Copy every line in which the string "this" occurs.

—————

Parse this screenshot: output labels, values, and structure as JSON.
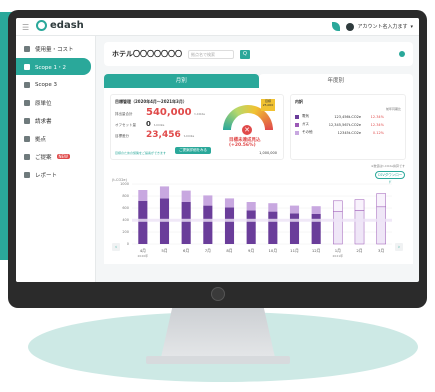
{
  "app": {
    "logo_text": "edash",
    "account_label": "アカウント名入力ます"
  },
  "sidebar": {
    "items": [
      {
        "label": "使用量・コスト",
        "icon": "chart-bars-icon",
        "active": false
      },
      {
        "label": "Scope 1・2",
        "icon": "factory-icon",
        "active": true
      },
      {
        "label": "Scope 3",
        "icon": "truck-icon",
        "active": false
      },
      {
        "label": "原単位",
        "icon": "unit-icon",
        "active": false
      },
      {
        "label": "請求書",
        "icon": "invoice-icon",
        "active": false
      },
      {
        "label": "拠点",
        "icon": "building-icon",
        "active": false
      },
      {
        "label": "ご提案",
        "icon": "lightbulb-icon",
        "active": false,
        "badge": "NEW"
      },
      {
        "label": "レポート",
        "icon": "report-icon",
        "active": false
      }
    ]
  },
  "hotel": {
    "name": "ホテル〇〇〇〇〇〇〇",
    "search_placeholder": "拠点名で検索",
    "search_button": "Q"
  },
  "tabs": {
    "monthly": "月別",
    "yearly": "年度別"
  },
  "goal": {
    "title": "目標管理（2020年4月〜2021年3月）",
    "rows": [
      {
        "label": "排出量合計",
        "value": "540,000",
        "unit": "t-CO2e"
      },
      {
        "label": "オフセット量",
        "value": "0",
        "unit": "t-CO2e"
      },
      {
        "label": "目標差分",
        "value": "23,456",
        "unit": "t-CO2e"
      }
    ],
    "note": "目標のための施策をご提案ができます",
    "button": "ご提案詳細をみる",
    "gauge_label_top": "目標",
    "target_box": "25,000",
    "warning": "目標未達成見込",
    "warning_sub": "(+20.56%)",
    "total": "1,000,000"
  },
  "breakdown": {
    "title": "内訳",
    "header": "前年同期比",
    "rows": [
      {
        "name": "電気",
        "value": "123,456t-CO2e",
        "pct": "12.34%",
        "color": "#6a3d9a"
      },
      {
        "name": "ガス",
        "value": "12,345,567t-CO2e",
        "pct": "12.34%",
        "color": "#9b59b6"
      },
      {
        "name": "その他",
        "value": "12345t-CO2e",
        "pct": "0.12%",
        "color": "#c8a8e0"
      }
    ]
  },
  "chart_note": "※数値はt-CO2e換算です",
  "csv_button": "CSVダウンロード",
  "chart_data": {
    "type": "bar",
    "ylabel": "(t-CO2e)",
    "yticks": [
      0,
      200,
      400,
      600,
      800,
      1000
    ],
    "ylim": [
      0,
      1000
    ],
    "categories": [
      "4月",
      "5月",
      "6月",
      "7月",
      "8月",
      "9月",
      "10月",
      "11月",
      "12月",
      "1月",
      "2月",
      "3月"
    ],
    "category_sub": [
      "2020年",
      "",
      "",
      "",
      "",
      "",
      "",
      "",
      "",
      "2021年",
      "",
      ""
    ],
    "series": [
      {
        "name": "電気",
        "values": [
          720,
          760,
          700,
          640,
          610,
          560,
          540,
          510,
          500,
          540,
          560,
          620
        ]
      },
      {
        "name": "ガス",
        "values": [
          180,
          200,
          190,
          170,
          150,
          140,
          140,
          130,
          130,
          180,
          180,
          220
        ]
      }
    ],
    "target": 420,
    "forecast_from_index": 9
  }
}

—————

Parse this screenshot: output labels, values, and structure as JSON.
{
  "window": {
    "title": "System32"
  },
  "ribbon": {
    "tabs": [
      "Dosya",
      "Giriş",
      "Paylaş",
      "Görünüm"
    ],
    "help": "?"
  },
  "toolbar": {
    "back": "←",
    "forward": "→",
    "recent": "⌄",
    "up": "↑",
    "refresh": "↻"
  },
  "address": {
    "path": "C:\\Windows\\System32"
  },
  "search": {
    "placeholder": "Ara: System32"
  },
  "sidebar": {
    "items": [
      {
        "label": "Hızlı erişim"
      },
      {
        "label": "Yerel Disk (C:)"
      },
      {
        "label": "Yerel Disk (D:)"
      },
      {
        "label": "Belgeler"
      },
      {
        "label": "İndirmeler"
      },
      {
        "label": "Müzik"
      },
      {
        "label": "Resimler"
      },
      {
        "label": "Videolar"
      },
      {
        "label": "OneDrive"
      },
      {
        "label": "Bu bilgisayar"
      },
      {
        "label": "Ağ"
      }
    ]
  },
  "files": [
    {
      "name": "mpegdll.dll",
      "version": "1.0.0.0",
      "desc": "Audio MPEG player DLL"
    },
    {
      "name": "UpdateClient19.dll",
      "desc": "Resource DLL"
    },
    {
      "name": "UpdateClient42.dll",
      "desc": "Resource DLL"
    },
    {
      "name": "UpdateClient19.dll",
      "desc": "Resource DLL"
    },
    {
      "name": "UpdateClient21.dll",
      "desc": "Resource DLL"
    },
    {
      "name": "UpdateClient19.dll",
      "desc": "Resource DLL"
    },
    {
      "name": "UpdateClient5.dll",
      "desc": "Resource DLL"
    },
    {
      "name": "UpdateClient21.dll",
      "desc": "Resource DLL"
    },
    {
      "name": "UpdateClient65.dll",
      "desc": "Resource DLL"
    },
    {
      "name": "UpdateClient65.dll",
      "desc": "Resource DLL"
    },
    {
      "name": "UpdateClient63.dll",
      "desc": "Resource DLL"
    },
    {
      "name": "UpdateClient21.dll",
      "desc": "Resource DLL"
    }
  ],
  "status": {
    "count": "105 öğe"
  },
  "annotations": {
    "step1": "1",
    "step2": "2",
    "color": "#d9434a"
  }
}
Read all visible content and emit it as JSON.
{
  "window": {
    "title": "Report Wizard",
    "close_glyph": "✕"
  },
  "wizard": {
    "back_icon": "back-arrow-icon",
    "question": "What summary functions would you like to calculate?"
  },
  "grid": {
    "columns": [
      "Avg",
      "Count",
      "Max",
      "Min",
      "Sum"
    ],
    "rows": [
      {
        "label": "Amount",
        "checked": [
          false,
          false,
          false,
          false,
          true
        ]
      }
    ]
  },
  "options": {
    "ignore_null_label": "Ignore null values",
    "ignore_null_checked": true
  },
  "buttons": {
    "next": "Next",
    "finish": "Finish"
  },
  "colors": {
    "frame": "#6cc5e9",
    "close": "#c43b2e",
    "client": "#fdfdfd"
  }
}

—————

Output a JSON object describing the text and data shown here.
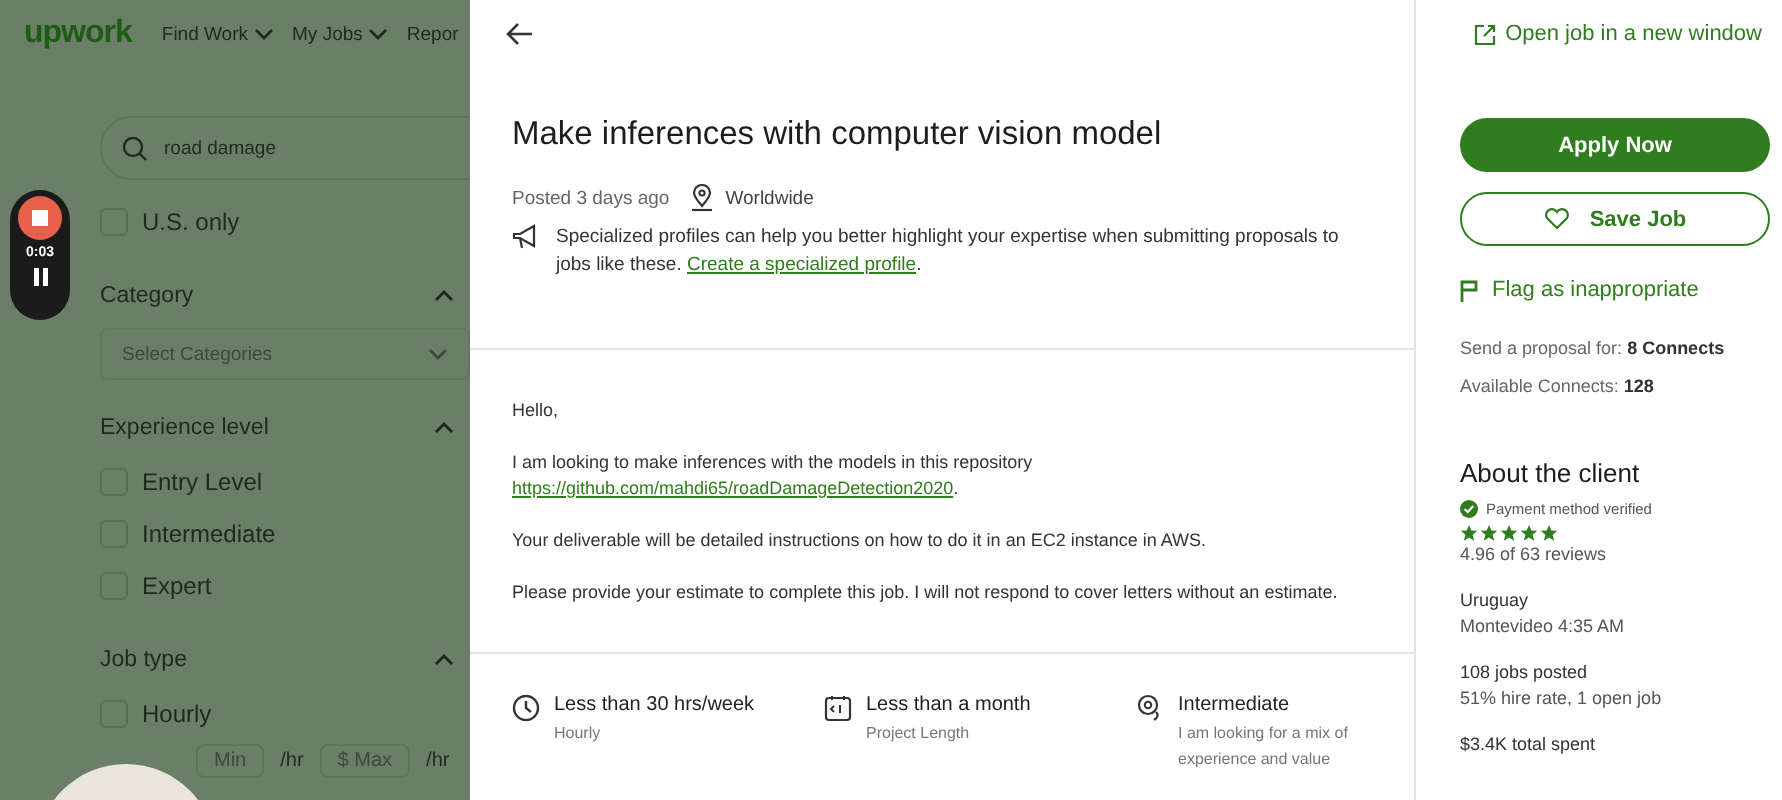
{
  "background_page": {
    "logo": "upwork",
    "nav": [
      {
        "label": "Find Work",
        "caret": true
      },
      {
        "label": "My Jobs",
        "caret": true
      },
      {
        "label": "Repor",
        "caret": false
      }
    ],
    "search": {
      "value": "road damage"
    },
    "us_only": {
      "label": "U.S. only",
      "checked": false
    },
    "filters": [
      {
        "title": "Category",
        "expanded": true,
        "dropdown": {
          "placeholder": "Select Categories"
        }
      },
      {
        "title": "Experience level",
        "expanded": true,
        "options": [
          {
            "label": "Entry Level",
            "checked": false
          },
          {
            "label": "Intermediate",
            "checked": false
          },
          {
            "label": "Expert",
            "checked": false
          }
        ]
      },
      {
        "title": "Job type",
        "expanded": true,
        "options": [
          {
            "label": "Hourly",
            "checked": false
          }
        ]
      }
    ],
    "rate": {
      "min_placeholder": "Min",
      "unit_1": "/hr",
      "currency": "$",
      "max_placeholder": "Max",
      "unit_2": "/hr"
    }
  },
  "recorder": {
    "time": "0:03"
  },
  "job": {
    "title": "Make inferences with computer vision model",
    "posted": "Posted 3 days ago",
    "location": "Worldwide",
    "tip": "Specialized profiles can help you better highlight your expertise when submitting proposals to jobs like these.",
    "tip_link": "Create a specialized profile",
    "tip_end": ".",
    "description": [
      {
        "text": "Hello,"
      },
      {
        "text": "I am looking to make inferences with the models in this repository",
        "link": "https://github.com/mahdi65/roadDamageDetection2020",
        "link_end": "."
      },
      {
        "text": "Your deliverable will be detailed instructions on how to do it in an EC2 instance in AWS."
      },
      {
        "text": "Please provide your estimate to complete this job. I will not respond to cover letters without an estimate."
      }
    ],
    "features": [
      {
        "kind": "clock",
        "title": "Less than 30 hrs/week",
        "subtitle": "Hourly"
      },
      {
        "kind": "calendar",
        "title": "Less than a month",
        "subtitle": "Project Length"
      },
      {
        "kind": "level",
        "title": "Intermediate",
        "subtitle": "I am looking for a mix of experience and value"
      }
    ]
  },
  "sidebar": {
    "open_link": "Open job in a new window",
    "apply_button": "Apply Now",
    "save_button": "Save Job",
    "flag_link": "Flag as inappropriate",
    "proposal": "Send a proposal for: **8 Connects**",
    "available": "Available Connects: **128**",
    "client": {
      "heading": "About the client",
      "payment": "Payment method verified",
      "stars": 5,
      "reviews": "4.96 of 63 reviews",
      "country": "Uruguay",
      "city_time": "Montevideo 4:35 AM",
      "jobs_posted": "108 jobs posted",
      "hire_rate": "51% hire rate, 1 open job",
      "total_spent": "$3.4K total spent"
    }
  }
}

—————

--- Written answer ---
Parse this screenshot: output labels, values, and structure as JSON.
Parse this screenshot: output labels, values, and structure as JSON.
        "text": "I am looking to make inferences with the models in this repository",
        "text": "Please provide your estimate to complete this job. I will not respond to cover letters without an estimate."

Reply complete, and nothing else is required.